**Aim of the task**. What is the number of lines containing the word "Lost"? Please answer with that number and nothing more.

**Figure collection entries**.
==============================

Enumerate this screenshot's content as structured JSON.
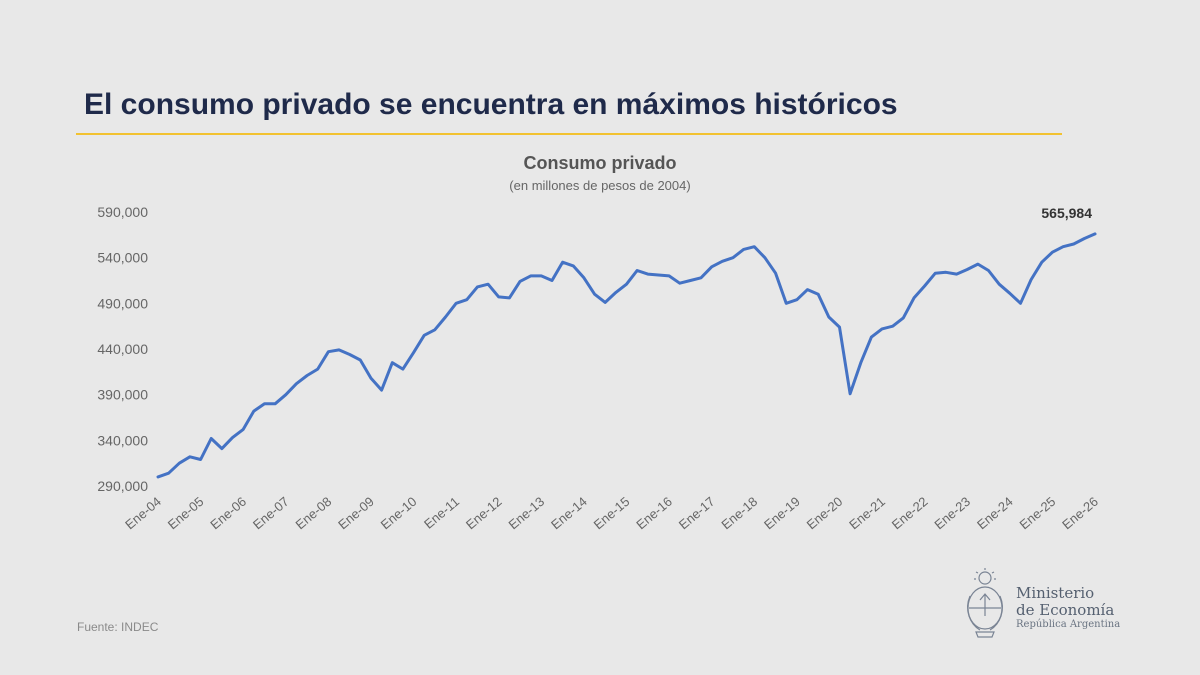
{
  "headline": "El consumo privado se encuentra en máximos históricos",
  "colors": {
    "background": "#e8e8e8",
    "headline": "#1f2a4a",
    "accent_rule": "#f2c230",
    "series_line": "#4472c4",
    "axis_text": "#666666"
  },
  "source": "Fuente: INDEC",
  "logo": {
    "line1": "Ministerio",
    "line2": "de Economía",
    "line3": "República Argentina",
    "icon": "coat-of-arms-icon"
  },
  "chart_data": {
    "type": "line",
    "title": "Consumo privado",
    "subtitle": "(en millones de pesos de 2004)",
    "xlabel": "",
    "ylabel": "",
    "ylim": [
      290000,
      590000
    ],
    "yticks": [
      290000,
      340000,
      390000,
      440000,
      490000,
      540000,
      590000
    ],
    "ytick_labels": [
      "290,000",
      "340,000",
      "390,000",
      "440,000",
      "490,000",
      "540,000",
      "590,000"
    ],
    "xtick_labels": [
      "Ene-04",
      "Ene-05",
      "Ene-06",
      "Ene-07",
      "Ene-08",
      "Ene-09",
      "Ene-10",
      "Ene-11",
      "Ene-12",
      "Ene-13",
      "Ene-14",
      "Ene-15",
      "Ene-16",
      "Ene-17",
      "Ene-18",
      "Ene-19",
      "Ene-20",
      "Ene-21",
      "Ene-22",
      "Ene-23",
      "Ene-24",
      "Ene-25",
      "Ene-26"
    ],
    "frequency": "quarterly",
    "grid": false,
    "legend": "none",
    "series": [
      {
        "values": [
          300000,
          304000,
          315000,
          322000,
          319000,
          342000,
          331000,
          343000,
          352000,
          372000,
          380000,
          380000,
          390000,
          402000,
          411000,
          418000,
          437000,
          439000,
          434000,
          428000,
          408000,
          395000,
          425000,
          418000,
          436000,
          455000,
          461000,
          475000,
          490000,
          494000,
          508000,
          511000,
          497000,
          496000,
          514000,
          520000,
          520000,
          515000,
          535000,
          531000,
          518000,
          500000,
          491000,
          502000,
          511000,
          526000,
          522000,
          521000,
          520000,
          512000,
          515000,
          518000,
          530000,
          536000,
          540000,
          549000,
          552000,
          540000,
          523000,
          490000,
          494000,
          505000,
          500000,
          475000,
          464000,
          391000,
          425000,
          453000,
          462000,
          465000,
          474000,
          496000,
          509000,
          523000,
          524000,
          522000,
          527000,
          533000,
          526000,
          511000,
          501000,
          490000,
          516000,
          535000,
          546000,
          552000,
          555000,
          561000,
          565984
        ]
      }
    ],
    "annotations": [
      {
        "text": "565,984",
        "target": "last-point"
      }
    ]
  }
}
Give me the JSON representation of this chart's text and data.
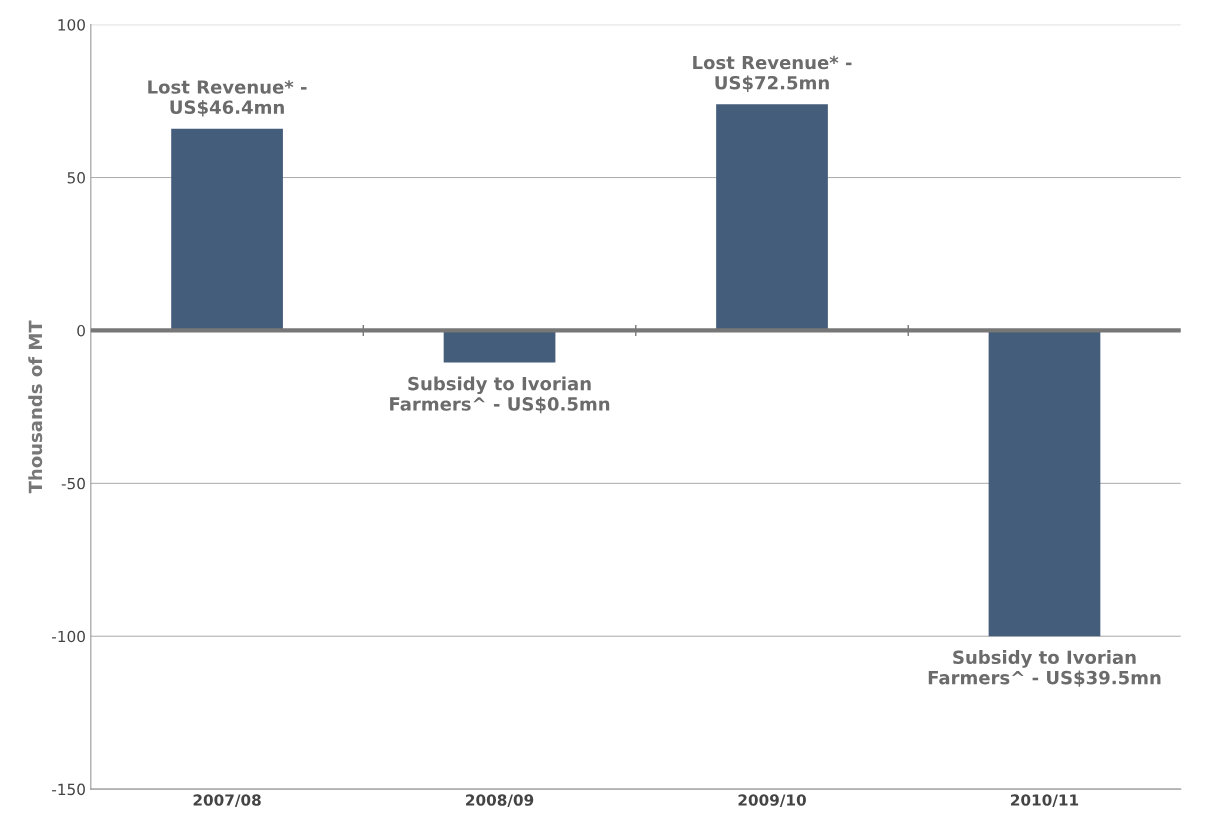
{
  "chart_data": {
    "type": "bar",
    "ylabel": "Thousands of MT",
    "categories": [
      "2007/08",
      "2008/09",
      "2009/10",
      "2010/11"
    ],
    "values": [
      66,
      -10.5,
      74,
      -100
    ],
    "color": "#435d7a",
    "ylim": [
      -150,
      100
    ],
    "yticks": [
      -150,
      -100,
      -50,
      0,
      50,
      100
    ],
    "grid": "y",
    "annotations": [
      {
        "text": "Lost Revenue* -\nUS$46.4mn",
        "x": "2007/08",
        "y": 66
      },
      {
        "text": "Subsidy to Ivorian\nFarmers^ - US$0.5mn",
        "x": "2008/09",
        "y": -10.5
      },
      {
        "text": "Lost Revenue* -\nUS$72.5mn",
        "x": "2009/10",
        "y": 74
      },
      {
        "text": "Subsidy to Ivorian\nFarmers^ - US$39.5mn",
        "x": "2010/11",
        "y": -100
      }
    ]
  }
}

==============================

**Result of this task**. 2